** Stored records **
________

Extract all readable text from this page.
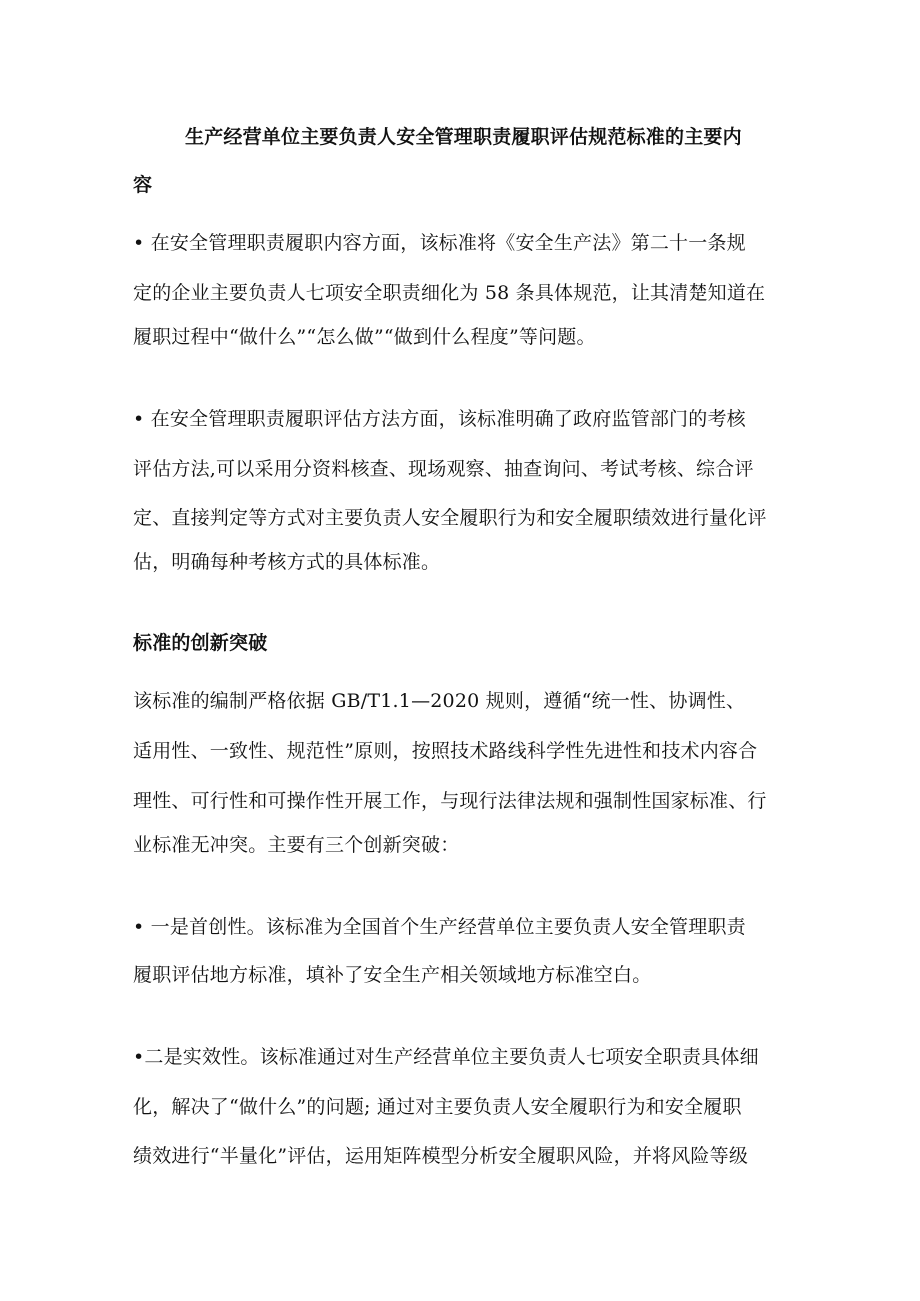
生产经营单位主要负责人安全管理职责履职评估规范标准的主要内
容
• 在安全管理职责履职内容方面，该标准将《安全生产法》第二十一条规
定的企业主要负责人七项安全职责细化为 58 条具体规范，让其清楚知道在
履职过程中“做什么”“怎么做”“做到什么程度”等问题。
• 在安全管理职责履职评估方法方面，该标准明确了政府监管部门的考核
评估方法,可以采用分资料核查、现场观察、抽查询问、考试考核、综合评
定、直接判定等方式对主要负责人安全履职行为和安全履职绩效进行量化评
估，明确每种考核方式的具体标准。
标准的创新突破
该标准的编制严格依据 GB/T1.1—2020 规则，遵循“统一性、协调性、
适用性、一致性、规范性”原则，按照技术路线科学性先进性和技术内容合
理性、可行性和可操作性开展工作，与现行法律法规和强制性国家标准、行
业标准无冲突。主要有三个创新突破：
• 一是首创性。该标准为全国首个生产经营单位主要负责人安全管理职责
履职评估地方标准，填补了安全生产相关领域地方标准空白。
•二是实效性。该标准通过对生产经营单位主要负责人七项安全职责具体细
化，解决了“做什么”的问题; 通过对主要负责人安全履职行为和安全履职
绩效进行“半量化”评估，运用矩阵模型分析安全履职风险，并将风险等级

________

** What this task involves **
Every line above should be repeated exactly; pictures stay out of the copy.

** Output of the task **
Extract all readable text from this page.
生产经营单位主要负责人安全管理职责履职评估规范标准的主要内
容
• 在安全管理职责履职内容方面，该标准将《安全生产法》第二十一条规
定的企业主要负责人七项安全职责细化为 58 条具体规范，让其清楚知道在
履职过程中“做什么”“怎么做”“做到什么程度”等问题。
• 在安全管理职责履职评估方法方面，该标准明确了政府监管部门的考核
评估方法,可以采用分资料核查、现场观察、抽查询问、考试考核、综合评
定、直接判定等方式对主要负责人安全履职行为和安全履职绩效进行量化评
估，明确每种考核方式的具体标准。
标准的创新突破
该标准的编制严格依据 GB/T1.1—2020 规则，遵循“统一性、协调性、
适用性、一致性、规范性”原则，按照技术路线科学性先进性和技术内容合
理性、可行性和可操作性开展工作，与现行法律法规和强制性国家标准、行
业标准无冲突。主要有三个创新突破：
• 一是首创性。该标准为全国首个生产经营单位主要负责人安全管理职责
履职评估地方标准，填补了安全生产相关领域地方标准空白。
•二是实效性。该标准通过对生产经营单位主要负责人七项安全职责具体细
化，解决了“做什么”的问题; 通过对主要负责人安全履职行为和安全履职
绩效进行“半量化”评估，运用矩阵模型分析安全履职风险，并将风险等级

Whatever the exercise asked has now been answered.